▸ **Figure dataset records**:

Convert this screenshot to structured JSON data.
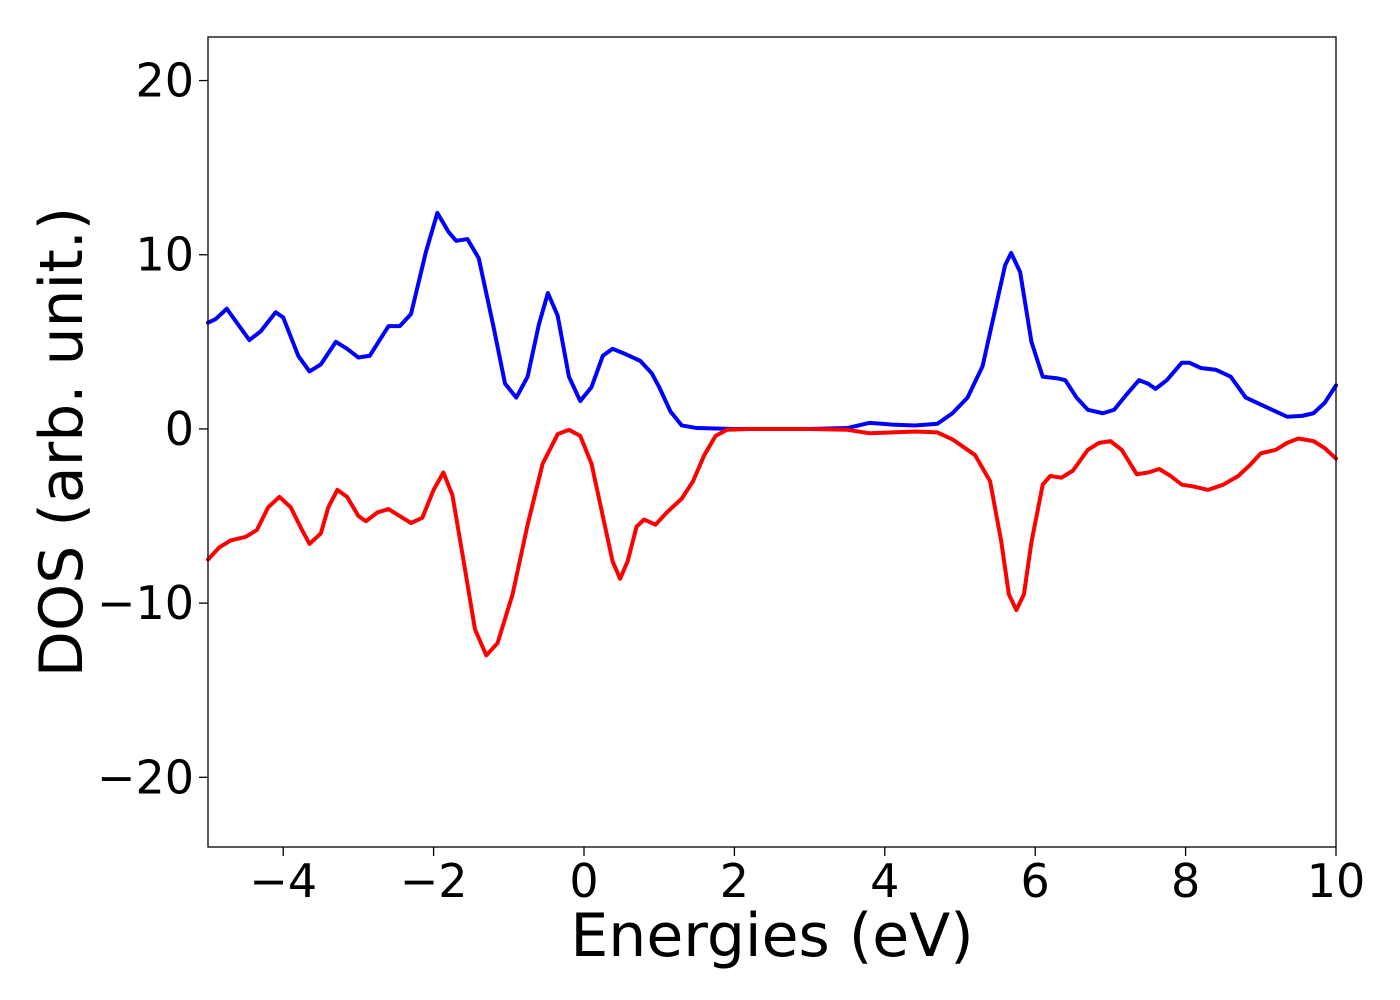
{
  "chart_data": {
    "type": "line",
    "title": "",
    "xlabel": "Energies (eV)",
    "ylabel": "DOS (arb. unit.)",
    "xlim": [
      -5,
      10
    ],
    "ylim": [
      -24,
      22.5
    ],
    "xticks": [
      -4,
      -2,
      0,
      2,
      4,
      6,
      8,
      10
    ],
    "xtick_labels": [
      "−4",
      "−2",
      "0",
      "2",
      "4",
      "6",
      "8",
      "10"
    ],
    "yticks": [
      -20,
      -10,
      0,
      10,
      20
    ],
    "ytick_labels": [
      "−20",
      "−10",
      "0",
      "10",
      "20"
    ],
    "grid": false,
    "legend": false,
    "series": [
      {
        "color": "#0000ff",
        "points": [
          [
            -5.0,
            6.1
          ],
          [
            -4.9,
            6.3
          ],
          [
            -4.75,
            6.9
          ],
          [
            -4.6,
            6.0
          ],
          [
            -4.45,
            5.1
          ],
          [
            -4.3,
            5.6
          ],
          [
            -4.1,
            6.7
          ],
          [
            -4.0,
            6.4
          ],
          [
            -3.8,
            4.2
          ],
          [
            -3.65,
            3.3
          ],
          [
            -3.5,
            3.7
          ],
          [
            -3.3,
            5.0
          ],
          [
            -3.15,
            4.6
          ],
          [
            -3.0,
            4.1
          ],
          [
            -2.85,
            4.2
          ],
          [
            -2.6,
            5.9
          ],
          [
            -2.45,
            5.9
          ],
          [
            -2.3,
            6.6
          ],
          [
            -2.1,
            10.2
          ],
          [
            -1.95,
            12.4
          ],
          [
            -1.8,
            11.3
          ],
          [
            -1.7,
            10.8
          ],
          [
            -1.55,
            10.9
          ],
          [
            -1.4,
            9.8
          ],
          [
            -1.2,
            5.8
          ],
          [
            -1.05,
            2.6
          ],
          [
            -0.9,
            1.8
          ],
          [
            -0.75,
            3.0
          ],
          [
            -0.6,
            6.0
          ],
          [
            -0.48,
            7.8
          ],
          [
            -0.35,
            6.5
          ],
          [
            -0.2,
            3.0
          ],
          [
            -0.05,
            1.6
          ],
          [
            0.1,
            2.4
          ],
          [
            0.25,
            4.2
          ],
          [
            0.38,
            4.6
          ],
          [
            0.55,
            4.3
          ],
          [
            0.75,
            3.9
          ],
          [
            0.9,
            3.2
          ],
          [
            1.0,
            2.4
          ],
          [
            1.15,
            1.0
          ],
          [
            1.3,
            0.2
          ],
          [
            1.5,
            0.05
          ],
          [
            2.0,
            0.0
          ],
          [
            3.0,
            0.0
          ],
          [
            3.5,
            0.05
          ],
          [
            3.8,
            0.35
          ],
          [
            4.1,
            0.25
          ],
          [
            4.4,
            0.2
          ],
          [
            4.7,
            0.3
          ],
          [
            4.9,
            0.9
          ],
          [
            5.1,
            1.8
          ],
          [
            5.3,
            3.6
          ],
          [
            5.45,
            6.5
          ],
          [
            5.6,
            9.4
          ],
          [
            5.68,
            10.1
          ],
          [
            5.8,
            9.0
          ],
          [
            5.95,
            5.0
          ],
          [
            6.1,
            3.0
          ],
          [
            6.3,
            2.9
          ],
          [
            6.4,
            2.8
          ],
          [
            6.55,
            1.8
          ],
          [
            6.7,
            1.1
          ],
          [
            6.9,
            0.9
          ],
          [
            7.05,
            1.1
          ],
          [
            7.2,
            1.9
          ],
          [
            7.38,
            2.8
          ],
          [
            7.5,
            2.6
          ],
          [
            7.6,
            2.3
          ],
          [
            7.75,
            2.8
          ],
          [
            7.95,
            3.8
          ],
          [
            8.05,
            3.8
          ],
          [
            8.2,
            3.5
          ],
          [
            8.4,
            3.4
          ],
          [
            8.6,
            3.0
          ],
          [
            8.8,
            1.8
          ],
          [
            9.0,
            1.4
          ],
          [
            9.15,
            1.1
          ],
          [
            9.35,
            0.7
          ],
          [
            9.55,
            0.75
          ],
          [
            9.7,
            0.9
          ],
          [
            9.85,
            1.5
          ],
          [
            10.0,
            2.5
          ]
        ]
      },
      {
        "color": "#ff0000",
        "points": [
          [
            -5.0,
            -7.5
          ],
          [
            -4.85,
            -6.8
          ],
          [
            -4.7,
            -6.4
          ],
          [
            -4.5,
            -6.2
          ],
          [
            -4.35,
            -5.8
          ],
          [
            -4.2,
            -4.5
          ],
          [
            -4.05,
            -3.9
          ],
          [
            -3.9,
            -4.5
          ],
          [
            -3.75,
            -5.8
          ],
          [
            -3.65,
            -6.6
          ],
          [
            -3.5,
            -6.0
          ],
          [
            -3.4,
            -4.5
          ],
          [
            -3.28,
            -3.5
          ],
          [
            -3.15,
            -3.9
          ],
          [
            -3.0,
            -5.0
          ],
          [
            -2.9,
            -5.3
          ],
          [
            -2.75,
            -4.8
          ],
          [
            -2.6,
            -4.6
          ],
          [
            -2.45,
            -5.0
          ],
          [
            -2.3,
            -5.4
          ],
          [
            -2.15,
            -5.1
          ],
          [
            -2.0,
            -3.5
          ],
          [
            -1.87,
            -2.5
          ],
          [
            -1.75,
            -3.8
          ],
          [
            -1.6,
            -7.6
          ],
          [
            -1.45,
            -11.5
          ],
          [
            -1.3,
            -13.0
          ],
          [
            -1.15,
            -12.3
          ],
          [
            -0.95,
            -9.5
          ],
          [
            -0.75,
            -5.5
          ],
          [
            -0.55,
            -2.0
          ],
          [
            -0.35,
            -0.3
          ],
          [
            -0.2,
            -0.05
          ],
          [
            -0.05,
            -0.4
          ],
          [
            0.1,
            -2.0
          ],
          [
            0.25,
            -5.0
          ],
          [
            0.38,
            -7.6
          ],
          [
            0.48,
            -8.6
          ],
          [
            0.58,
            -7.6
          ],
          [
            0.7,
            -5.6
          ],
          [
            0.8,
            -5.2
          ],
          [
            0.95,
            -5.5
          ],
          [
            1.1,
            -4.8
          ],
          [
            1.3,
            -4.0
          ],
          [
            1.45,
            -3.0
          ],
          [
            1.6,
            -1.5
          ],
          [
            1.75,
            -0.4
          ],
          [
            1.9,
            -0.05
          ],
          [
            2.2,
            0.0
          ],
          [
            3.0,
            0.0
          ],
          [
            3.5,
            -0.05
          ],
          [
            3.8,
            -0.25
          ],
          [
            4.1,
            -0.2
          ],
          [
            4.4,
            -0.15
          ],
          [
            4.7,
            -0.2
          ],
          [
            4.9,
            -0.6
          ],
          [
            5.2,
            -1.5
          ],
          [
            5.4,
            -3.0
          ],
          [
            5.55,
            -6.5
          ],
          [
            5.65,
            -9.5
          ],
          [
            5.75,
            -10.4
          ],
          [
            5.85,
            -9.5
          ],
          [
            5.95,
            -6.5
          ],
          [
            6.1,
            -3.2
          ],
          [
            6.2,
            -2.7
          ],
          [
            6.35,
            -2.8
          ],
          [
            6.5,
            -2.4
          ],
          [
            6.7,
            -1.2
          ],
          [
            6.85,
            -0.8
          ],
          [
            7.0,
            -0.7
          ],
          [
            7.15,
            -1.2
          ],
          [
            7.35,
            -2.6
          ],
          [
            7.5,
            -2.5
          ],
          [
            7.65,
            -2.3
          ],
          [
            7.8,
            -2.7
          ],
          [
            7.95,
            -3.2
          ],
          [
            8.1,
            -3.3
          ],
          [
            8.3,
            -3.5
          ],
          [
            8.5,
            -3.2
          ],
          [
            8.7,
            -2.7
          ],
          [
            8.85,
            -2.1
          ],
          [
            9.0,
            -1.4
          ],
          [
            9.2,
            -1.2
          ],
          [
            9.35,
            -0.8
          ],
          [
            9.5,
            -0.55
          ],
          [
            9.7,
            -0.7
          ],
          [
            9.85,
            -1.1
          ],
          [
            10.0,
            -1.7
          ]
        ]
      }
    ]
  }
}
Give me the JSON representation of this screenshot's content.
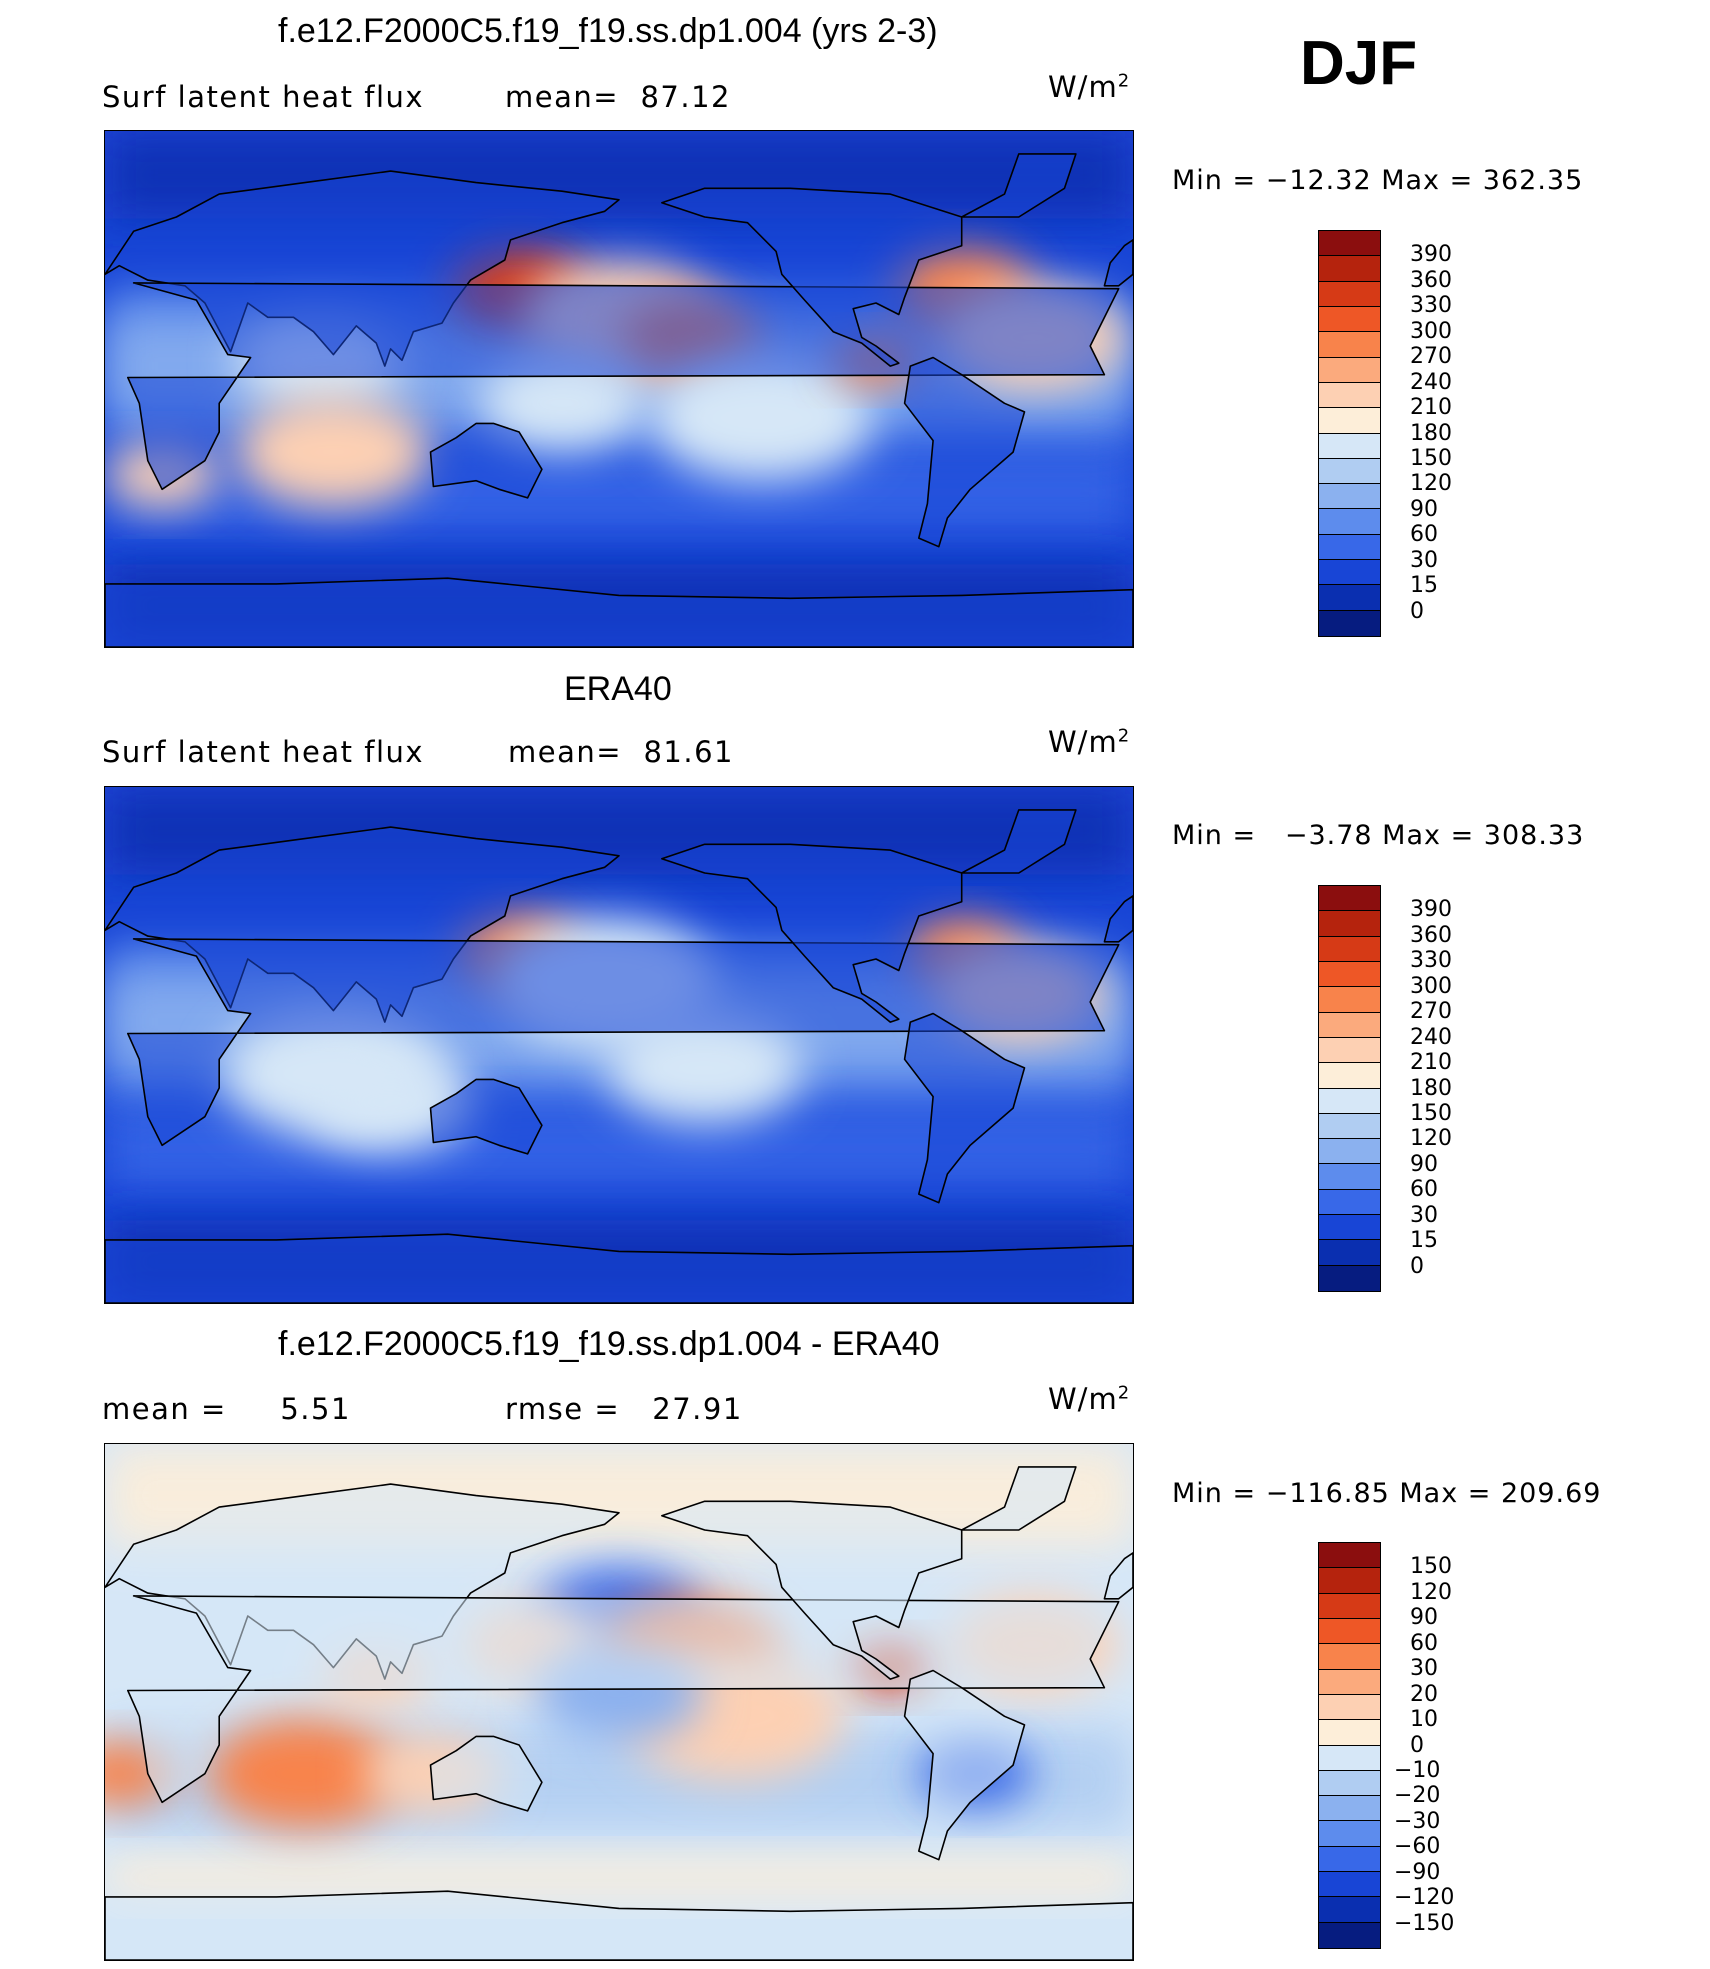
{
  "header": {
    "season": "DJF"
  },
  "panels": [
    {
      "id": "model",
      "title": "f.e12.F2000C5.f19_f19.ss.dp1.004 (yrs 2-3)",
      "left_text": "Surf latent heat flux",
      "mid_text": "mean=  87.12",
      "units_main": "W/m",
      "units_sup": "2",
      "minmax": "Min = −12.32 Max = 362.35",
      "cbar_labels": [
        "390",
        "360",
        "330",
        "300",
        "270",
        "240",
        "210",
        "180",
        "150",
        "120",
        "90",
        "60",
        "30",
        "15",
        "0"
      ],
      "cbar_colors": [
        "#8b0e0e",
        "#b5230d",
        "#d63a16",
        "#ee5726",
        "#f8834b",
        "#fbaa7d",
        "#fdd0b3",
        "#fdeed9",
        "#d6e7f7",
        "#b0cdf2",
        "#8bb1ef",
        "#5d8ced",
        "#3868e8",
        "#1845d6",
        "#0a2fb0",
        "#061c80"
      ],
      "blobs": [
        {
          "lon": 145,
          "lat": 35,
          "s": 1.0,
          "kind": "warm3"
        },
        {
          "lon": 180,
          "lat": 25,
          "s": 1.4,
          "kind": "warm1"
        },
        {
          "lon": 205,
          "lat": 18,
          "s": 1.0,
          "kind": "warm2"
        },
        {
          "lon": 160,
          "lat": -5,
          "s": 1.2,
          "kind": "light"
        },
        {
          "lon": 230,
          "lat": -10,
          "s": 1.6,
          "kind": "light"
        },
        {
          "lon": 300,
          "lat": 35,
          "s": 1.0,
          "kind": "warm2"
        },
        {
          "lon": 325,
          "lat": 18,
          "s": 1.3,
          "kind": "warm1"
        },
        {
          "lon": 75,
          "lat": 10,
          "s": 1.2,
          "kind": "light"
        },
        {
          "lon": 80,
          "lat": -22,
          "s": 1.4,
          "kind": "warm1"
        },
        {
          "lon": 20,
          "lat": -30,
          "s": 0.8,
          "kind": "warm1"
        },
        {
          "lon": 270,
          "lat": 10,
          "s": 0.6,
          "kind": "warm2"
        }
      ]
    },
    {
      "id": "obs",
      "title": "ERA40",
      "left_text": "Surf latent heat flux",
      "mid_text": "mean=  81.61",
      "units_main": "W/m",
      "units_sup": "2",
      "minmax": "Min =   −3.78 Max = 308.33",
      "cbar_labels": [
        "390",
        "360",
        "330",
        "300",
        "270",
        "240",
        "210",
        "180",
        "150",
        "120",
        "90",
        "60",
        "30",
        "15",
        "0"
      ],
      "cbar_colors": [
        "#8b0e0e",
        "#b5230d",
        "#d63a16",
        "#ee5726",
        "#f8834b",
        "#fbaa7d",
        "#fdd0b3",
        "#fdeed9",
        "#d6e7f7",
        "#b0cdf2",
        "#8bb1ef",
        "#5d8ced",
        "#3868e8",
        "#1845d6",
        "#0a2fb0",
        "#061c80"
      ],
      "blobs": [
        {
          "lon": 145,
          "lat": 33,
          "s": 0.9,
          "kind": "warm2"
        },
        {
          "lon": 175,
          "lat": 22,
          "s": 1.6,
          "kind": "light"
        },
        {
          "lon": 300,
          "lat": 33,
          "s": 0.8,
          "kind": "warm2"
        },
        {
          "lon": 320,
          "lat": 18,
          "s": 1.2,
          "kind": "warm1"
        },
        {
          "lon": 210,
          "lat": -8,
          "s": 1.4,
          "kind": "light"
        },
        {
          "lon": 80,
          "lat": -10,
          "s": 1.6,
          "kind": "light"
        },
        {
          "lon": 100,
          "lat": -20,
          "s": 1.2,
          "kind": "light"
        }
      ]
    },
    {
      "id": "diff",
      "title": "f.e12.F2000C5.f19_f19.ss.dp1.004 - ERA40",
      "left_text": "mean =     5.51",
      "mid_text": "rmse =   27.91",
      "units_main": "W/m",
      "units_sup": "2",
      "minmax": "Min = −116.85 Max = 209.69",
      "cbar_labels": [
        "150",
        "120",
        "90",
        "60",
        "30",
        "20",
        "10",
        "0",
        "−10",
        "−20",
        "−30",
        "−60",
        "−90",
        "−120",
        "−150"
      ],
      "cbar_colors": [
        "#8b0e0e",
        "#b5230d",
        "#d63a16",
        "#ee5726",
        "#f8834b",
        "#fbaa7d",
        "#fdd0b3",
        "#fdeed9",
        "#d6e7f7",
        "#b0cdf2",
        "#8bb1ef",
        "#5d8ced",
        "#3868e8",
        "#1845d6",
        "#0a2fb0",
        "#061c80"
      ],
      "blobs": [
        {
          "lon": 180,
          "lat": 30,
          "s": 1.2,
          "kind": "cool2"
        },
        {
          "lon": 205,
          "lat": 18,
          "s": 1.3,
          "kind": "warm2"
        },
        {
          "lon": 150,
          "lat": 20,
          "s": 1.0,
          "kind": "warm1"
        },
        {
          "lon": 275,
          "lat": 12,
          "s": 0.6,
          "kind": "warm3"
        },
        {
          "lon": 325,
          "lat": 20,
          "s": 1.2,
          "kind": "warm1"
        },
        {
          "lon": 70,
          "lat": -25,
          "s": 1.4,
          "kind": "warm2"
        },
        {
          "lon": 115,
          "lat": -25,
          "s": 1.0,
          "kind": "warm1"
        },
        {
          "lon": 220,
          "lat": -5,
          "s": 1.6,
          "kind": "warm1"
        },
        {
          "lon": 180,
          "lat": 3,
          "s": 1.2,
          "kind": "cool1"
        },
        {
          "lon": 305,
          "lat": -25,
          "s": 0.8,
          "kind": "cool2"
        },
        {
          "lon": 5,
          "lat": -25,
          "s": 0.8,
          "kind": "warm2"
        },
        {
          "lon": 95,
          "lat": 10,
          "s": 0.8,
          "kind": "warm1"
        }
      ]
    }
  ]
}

▸ **What you need to do**: Review the preceding data and report every line that includes the string "this".

▸ **Problem solution**:
Convert this screenshot to structured JSON data.
Give me the JSON representation of this screenshot's content.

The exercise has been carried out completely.